_Goal of the exercise_:
Give again the lines from the line with "Read all visible content and emit it as JSON." to the last line of the records, exactly and in full. Do not carry over any pictures.

##### Supplied information #####

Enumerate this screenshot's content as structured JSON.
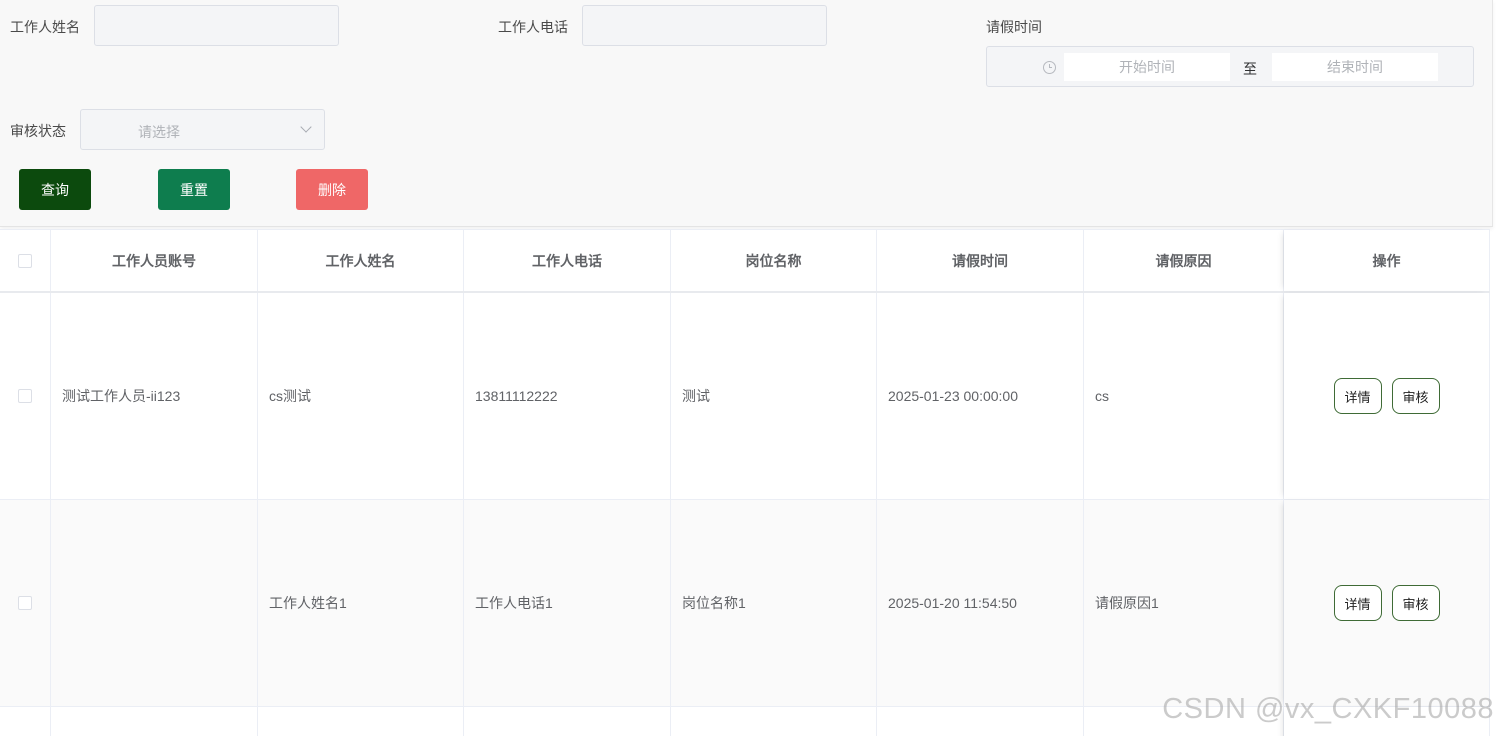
{
  "search": {
    "worker_name_label": "工作人姓名",
    "worker_name_value": "",
    "worker_phone_label": "工作人电话",
    "worker_phone_value": "",
    "leave_time_label": "请假时间",
    "start_placeholder": "开始时间",
    "range_separator": "至",
    "end_placeholder": "结束时间",
    "audit_status_label": "审核状态",
    "audit_status_placeholder": "请选择",
    "query_button": "查询",
    "reset_button": "重置",
    "delete_button": "删除"
  },
  "colors": {
    "query_button": "#0c4a0d",
    "reset_button": "#0e7d4e",
    "delete_button": "#ef6767"
  },
  "table": {
    "headers": [
      "工作人员账号",
      "工作人姓名",
      "工作人电话",
      "岗位名称",
      "请假时间",
      "请假原因",
      "操作"
    ],
    "rows": [
      {
        "account": "测试工作人员-ii123",
        "name": "cs测试",
        "phone": "13811112222",
        "position": "测试",
        "leave_time": "2025-01-23 00:00:00",
        "reason": "cs",
        "detail_label": "详情",
        "audit_label": "审核"
      },
      {
        "account": "",
        "name": "工作人姓名1",
        "phone": "工作人电话1",
        "position": "岗位名称1",
        "leave_time": "2025-01-20 11:54:50",
        "reason": "请假原因1",
        "detail_label": "详情",
        "audit_label": "审核"
      }
    ]
  },
  "watermark": "CSDN @vx_CXKF10088"
}
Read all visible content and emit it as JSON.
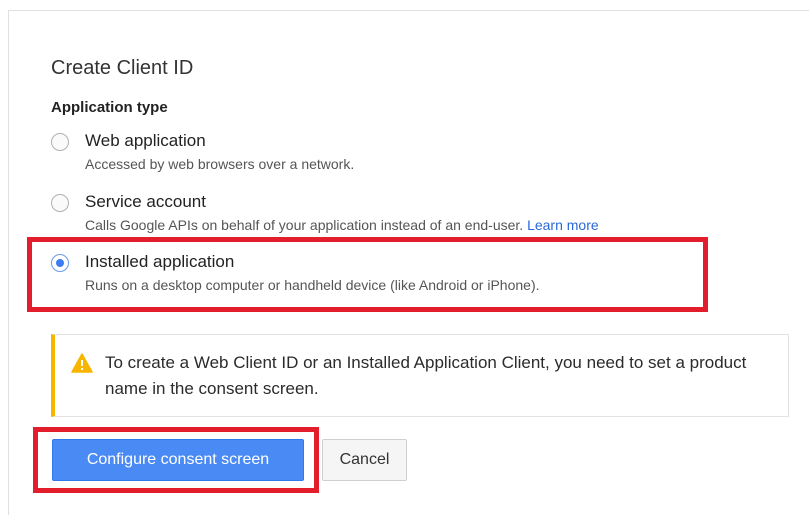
{
  "dialog": {
    "title": "Create Client ID",
    "application_type_label": "Application type"
  },
  "options": [
    {
      "label": "Web application",
      "description": "Accessed by web browsers over a network.",
      "selected": false
    },
    {
      "label": "Service account",
      "description": "Calls Google APIs on behalf of your application instead of an end-user.",
      "link": "Learn more",
      "selected": false
    },
    {
      "label": "Installed application",
      "description": "Runs on a desktop computer or handheld device (like Android or iPhone).",
      "selected": true
    }
  ],
  "notice": {
    "icon": "warning-icon",
    "text": "To create a Web Client ID or an Installed Application Client, you need to set a product name in the consent screen."
  },
  "buttons": {
    "configure_label": "Configure consent screen",
    "cancel_label": "Cancel"
  },
  "colors": {
    "primary_button": "#4a8af4",
    "link": "#2a68d8",
    "warning_accent": "#f7b500",
    "highlight_annotation": "#e31d2b",
    "radio_selected": "#3b7cf0"
  }
}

#####

_Complete answer_:
Read all visible content and emit it as JSON.
{
  "dialog": {
    "title": "Create Client ID",
    "application_type_label": "Application type"
  },
  "options": [
    {
      "label": "Web application",
      "description": "Accessed by web browsers over a network.",
      "selected": false
    },
    {
      "label": "Service account",
      "description": "Calls Google APIs on behalf of your application instead of an end-user.",
      "link": "Learn more",
      "selected": false
    },
    {
      "label": "Installed application",
      "description": "Runs on a desktop computer or handheld device (like Android or iPhone).",
      "selected": true
    }
  ],
  "notice": {
    "icon": "warning-icon",
    "text": "To create a Web Client ID or an Installed Application Client, you need to set a product name in the consent screen."
  },
  "buttons": {
    "configure_label": "Configure consent screen",
    "cancel_label": "Cancel"
  },
  "colors": {
    "primary_button": "#4a8af4",
    "link": "#2a68d8",
    "warning_accent": "#f7b500",
    "highlight_annotation": "#e31d2b",
    "radio_selected": "#3b7cf0"
  }
}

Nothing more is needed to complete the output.